↓

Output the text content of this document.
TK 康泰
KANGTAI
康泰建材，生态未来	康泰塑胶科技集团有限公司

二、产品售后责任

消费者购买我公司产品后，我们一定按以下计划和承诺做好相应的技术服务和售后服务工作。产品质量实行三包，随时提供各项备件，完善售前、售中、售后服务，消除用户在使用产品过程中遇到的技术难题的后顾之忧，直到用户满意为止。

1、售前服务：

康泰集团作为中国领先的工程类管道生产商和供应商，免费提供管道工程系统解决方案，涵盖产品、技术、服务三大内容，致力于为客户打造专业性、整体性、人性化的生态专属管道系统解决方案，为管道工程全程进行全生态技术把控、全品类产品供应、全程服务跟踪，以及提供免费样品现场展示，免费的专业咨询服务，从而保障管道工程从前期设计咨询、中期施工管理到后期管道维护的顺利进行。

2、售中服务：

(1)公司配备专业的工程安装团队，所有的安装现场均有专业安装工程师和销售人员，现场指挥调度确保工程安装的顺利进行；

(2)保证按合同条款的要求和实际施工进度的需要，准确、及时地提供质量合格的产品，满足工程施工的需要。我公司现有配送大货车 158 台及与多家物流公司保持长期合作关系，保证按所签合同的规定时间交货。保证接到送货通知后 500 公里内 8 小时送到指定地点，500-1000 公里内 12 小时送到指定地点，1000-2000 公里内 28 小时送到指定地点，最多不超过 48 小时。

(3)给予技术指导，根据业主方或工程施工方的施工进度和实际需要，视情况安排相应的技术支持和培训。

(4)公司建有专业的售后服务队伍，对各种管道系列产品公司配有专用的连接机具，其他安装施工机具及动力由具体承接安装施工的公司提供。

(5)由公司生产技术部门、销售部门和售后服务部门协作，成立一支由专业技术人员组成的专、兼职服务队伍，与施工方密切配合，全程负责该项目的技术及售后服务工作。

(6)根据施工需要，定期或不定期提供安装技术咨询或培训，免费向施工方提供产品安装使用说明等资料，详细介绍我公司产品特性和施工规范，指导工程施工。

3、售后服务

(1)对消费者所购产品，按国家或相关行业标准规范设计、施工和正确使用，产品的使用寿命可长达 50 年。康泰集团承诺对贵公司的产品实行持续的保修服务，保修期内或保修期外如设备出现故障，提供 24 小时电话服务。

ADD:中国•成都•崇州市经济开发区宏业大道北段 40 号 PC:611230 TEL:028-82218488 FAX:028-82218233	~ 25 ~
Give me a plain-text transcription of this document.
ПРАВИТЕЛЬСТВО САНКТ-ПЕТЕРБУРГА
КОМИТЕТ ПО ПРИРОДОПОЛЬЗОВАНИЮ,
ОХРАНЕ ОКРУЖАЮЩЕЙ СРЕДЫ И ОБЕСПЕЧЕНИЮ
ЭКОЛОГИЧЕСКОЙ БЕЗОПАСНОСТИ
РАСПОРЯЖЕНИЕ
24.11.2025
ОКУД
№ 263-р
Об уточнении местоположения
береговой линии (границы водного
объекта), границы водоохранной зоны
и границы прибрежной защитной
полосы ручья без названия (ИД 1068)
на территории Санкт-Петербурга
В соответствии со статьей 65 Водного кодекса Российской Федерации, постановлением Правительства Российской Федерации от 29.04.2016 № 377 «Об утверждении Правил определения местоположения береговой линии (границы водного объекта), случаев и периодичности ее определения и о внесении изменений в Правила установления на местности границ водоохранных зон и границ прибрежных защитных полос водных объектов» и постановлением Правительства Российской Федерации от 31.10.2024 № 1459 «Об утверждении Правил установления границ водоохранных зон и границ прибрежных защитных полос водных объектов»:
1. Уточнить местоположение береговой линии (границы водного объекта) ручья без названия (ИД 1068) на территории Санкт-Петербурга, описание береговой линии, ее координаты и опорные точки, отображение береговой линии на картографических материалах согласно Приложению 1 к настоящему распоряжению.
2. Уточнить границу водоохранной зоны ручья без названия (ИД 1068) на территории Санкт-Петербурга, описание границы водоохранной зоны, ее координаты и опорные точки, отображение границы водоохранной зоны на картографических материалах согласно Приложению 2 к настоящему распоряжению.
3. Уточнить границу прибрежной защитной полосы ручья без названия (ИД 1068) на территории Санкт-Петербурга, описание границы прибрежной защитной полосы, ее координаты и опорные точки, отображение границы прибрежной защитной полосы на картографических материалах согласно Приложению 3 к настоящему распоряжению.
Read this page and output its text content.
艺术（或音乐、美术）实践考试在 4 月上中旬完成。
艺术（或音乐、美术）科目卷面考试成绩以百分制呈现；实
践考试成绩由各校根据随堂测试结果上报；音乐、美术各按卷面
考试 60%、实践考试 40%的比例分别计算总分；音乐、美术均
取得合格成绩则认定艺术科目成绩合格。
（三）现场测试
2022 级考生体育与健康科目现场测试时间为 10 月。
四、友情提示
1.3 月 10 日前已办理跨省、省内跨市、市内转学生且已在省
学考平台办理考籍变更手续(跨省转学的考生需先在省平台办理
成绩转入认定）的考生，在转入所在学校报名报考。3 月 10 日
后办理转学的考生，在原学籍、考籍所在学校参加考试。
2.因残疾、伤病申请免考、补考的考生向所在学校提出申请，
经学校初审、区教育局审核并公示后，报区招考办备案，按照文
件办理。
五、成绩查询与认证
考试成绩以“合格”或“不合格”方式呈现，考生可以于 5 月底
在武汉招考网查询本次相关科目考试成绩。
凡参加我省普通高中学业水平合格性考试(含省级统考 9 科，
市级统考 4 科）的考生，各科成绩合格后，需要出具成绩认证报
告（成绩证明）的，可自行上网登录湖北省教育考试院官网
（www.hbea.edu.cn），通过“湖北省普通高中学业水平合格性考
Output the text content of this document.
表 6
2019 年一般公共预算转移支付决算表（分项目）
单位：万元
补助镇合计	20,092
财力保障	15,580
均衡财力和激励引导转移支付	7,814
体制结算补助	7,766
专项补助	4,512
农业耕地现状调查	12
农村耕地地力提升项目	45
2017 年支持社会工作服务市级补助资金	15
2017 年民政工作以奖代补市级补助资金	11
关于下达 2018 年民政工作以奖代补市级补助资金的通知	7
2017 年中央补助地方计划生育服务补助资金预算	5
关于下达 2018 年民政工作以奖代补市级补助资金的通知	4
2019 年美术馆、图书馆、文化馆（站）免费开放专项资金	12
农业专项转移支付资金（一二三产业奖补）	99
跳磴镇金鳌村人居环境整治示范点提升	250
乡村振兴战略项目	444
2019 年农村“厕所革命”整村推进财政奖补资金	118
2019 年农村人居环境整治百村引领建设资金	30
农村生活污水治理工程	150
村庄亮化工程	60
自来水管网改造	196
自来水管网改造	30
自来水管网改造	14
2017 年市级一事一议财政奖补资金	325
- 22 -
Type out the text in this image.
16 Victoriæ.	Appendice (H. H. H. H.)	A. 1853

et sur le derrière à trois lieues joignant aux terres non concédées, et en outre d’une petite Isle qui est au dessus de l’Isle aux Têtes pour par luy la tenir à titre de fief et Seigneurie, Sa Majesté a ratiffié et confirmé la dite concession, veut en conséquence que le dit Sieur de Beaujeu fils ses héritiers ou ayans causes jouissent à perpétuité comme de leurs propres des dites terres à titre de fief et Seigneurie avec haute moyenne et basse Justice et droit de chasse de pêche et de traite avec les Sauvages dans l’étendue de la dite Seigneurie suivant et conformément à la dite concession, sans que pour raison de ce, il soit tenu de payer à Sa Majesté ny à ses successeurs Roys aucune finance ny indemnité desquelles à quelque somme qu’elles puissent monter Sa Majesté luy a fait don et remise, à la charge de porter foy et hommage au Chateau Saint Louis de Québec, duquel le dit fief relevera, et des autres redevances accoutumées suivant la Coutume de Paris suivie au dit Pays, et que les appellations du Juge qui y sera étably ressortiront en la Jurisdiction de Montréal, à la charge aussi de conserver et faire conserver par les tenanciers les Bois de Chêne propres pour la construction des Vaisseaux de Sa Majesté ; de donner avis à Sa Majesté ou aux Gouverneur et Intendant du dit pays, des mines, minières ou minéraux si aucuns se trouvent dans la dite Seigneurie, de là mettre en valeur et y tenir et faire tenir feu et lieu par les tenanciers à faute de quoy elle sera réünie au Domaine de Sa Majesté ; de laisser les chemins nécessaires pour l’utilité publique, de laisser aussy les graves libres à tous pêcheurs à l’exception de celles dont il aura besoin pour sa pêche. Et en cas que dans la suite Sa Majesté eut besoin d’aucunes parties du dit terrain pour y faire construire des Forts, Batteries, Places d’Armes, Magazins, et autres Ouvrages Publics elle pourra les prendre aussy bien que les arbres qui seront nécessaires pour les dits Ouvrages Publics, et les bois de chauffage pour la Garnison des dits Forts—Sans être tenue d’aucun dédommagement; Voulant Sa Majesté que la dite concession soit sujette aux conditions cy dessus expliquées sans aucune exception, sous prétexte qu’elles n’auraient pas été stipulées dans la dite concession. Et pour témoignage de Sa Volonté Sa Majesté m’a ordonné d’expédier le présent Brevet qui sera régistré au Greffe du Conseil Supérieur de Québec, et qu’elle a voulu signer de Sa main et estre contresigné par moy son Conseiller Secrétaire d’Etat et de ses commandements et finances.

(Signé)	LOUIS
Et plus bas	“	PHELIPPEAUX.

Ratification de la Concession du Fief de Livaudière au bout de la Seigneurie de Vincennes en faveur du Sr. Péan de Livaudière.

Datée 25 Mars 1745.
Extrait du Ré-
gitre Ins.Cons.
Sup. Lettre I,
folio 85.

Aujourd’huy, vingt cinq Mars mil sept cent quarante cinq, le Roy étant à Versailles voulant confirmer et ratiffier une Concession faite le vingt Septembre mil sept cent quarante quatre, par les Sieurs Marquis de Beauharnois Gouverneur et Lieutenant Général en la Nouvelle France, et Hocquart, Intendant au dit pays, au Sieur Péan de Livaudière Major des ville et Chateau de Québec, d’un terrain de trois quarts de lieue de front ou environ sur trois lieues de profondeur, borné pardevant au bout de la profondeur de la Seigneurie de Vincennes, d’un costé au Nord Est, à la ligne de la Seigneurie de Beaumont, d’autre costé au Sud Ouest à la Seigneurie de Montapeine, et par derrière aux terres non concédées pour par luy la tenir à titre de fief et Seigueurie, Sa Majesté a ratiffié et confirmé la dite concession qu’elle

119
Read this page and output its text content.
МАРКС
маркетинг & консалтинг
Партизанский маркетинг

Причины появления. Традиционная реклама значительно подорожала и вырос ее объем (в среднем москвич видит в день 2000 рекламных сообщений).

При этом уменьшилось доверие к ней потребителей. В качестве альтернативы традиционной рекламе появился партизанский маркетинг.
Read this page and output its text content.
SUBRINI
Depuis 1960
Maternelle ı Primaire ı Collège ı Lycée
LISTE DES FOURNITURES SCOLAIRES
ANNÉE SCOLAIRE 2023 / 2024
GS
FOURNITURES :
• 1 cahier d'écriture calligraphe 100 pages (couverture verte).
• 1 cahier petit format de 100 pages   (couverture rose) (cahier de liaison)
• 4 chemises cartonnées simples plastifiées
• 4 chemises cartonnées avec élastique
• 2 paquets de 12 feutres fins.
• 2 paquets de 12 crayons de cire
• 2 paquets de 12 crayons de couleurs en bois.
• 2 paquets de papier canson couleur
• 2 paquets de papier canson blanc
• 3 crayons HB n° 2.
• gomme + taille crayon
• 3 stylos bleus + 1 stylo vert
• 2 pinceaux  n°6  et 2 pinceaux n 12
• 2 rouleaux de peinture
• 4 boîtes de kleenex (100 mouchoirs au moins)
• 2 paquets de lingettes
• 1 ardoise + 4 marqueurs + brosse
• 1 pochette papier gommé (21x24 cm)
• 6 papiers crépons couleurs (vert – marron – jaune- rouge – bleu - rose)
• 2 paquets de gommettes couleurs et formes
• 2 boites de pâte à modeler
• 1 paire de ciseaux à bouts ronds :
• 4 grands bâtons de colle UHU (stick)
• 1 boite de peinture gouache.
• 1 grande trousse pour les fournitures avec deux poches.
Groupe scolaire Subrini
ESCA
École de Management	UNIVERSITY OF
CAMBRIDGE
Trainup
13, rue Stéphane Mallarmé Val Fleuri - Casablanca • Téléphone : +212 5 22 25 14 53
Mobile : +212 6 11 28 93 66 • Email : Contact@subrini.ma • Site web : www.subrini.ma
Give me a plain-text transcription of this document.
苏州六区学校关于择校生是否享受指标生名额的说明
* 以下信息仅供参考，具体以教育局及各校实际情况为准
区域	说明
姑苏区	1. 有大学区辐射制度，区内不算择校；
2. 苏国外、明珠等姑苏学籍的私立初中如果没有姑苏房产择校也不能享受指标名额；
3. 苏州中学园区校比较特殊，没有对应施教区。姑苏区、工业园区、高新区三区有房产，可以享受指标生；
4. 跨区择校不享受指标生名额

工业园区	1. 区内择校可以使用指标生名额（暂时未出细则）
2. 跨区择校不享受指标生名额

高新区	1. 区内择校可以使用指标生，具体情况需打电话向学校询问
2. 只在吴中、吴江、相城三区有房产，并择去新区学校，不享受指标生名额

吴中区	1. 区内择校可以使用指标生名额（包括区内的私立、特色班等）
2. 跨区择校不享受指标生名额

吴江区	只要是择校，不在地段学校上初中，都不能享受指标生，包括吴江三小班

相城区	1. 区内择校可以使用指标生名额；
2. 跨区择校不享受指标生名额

↑

◆ Aim of the exercise: Copy out every line from the material above in which the word "couverture" appears.

◆ Solution below:
• 1 cahier d'écriture calligraphe 100 pages (couverture verte).
• 1 cahier petit format de 100 pages   (couverture rose) (cahier de liaison)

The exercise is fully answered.